Will you print the material below without altering a single character?

....................

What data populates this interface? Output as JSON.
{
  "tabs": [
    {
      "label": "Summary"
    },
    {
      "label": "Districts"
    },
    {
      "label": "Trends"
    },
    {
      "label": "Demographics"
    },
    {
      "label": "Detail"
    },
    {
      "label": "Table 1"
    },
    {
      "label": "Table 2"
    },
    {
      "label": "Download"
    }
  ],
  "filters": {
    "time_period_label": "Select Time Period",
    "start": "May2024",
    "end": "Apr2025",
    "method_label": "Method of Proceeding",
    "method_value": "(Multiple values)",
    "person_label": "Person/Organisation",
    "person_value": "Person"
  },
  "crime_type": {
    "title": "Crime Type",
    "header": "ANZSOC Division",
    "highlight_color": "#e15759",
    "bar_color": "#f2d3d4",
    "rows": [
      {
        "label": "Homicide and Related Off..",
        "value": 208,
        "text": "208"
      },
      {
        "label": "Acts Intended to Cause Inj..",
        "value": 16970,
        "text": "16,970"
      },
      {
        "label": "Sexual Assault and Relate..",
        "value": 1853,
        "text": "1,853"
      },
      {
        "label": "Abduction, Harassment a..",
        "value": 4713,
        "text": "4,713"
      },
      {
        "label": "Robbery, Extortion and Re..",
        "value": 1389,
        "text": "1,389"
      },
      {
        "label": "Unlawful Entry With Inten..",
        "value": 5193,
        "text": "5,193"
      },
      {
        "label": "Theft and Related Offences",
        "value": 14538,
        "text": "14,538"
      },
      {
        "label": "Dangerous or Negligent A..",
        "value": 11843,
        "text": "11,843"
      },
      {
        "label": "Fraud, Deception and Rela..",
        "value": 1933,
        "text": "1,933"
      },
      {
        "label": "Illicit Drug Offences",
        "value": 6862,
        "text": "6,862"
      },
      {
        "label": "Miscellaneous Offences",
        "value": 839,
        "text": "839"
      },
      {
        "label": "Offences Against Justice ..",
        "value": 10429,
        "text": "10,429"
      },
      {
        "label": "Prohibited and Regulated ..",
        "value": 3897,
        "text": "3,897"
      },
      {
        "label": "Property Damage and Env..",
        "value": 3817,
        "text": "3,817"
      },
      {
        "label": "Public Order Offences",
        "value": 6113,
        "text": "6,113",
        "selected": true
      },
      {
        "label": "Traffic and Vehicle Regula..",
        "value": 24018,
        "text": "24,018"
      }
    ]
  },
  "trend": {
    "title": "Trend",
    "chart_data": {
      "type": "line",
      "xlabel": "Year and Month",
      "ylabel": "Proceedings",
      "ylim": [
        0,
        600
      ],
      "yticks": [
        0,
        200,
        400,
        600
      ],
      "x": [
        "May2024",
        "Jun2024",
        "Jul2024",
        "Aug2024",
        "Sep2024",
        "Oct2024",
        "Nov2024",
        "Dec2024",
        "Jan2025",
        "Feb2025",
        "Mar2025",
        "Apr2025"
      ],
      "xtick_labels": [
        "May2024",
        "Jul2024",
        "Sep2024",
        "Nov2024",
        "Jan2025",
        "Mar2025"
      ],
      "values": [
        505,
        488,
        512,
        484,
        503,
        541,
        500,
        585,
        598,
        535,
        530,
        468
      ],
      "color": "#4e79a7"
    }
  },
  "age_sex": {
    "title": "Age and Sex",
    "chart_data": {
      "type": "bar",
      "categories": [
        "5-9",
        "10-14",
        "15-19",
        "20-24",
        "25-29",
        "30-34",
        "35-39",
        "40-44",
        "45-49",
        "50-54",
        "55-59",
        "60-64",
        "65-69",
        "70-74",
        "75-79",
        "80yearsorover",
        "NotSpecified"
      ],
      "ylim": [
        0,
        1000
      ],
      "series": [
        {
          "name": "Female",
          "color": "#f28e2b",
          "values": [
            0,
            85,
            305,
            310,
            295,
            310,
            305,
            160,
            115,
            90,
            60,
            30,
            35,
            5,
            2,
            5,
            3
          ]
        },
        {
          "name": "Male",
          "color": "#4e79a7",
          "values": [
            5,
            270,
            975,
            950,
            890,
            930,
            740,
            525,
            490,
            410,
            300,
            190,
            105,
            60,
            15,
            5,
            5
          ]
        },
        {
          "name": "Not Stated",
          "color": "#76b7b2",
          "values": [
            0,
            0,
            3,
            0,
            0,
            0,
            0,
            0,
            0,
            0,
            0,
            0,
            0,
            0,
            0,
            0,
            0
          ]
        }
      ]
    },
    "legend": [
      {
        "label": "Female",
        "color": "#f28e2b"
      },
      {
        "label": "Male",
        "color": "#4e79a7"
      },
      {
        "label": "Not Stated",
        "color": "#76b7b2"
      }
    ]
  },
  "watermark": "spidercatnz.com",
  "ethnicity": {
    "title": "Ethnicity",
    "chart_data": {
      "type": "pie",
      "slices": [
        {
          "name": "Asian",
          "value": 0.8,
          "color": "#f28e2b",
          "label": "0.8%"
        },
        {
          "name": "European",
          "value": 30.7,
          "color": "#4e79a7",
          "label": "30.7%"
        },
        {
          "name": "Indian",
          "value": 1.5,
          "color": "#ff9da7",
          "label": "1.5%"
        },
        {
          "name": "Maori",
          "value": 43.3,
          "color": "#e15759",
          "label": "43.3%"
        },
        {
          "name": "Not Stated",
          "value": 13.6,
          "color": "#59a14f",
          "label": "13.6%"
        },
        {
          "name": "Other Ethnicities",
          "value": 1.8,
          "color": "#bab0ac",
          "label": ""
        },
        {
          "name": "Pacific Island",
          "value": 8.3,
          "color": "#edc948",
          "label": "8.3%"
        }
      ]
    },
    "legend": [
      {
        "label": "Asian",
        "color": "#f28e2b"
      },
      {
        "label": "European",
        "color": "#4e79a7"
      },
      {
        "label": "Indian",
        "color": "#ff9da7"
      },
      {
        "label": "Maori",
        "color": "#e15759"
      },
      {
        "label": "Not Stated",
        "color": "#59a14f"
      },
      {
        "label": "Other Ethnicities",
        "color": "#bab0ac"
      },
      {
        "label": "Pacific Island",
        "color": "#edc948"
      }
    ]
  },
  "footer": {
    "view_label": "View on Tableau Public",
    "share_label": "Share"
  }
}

....................

- _TASK RESPONSE_
What data populates this interface? Output as JSON.
{
  "tabs": [
    {
      "label": "Summary"
    },
    {
      "label": "Districts"
    },
    {
      "label": "Trends"
    },
    {
      "label": "Demographics"
    },
    {
      "label": "Detail"
    },
    {
      "label": "Table 1"
    },
    {
      "label": "Table 2"
    },
    {
      "label": "Download"
    }
  ],
  "filters": {
    "time_period_label": "Select Time Period",
    "start": "May2024",
    "end": "Apr2025",
    "method_label": "Method of Proceeding",
    "method_value": "(Multiple values)",
    "person_label": "Person/Organisation",
    "person_value": "Person"
  },
  "crime_type": {
    "title": "Crime Type",
    "header": "ANZSOC Division",
    "highlight_color": "#e15759",
    "bar_color": "#f2d3d4",
    "rows": [
      {
        "label": "Homicide and Related Off..",
        "value": 208,
        "text": "208"
      },
      {
        "label": "Acts Intended to Cause Inj..",
        "value": 16970,
        "text": "16,970"
      },
      {
        "label": "Sexual Assault and Relate..",
        "value": 1853,
        "text": "1,853"
      },
      {
        "label": "Abduction, Harassment a..",
        "value": 4713,
        "text": "4,713"
      },
      {
        "label": "Robbery, Extortion and Re..",
        "value": 1389,
        "text": "1,389"
      },
      {
        "label": "Unlawful Entry With Inten..",
        "value": 5193,
        "text": "5,193"
      },
      {
        "label": "Theft and Related Offences",
        "value": 14538,
        "text": "14,538"
      },
      {
        "label": "Dangerous or Negligent A..",
        "value": 11843,
        "text": "11,843"
      },
      {
        "label": "Fraud, Deception and Rela..",
        "value": 1933,
        "text": "1,933"
      },
      {
        "label": "Illicit Drug Offences",
        "value": 6862,
        "text": "6,862"
      },
      {
        "label": "Miscellaneous Offences",
        "value": 839,
        "text": "839"
      },
      {
        "label": "Offences Against Justice ..",
        "value": 10429,
        "text": "10,429"
      },
      {
        "label": "Prohibited and Regulated ..",
        "value": 3897,
        "text": "3,897"
      },
      {
        "label": "Property Damage and Env..",
        "value": 3817,
        "text": "3,817"
      },
      {
        "label": "Public Order Offences",
        "value": 6113,
        "text": "6,113",
        "selected": true
      },
      {
        "label": "Traffic and Vehicle Regula..",
        "value": 24018,
        "text": "24,018"
      }
    ]
  },
  "trend": {
    "title": "Trend",
    "chart_data": {
      "type": "line",
      "xlabel": "Year and Month",
      "ylabel": "Proceedings",
      "ylim": [
        0,
        600
      ],
      "yticks": [
        0,
        200,
        400,
        600
      ],
      "x": [
        "May2024",
        "Jun2024",
        "Jul2024",
        "Aug2024",
        "Sep2024",
        "Oct2024",
        "Nov2024",
        "Dec2024",
        "Jan2025",
        "Feb2025",
        "Mar2025",
        "Apr2025"
      ],
      "xtick_labels": [
        "May2024",
        "Jul2024",
        "Sep2024",
        "Nov2024",
        "Jan2025",
        "Mar2025"
      ],
      "values": [
        505,
        488,
        512,
        484,
        503,
        541,
        500,
        585,
        598,
        535,
        530,
        468
      ],
      "color": "#4e79a7"
    }
  },
  "age_sex": {
    "title": "Age and Sex",
    "chart_data": {
      "type": "bar",
      "categories": [
        "5-9",
        "10-14",
        "15-19",
        "20-24",
        "25-29",
        "30-34",
        "35-39",
        "40-44",
        "45-49",
        "50-54",
        "55-59",
        "60-64",
        "65-69",
        "70-74",
        "75-79",
        "80yearsorover",
        "NotSpecified"
      ],
      "ylim": [
        0,
        1000
      ],
      "series": [
        {
          "name": "Female",
          "color": "#f28e2b",
          "values": [
            0,
            85,
            305,
            310,
            295,
            310,
            305,
            160,
            115,
            90,
            60,
            30,
            35,
            5,
            2,
            5,
            3
          ]
        },
        {
          "name": "Male",
          "color": "#4e79a7",
          "values": [
            5,
            270,
            975,
            950,
            890,
            930,
            740,
            525,
            490,
            410,
            300,
            190,
            105,
            60,
            15,
            5,
            5
          ]
        },
        {
          "name": "Not Stated",
          "color": "#76b7b2",
          "values": [
            0,
            0,
            3,
            0,
            0,
            0,
            0,
            0,
            0,
            0,
            0,
            0,
            0,
            0,
            0,
            0,
            0
          ]
        }
      ]
    },
    "legend": [
      {
        "label": "Female",
        "color": "#f28e2b"
      },
      {
        "label": "Male",
        "color": "#4e79a7"
      },
      {
        "label": "Not Stated",
        "color": "#76b7b2"
      }
    ]
  },
  "watermark": "spidercatnz.com",
  "ethnicity": {
    "title": "Ethnicity",
    "chart_data": {
      "type": "pie",
      "slices": [
        {
          "name": "Asian",
          "value": 0.8,
          "color": "#f28e2b",
          "label": "0.8%"
        },
        {
          "name": "European",
          "value": 30.7,
          "color": "#4e79a7",
          "label": "30.7%"
        },
        {
          "name": "Indian",
          "value": 1.5,
          "color": "#ff9da7",
          "label": "1.5%"
        },
        {
          "name": "Maori",
          "value": 43.3,
          "color": "#e15759",
          "label": "43.3%"
        },
        {
          "name": "Not Stated",
          "value": 13.6,
          "color": "#59a14f",
          "label": "13.6%"
        },
        {
          "name": "Other Ethnicities",
          "value": 1.8,
          "color": "#bab0ac",
          "label": ""
        },
        {
          "name": "Pacific Island",
          "value": 8.3,
          "color": "#edc948",
          "label": "8.3%"
        }
      ]
    },
    "legend": [
      {
        "label": "Asian",
        "color": "#f28e2b"
      },
      {
        "label": "European",
        "color": "#4e79a7"
      },
      {
        "label": "Indian",
        "color": "#ff9da7"
      },
      {
        "label": "Maori",
        "color": "#e15759"
      },
      {
        "label": "Not Stated",
        "color": "#59a14f"
      },
      {
        "label": "Other Ethnicities",
        "color": "#bab0ac"
      },
      {
        "label": "Pacific Island",
        "color": "#edc948"
      }
    ]
  },
  "footer": {
    "view_label": "View on Tableau Public",
    "share_label": "Share"
  }
}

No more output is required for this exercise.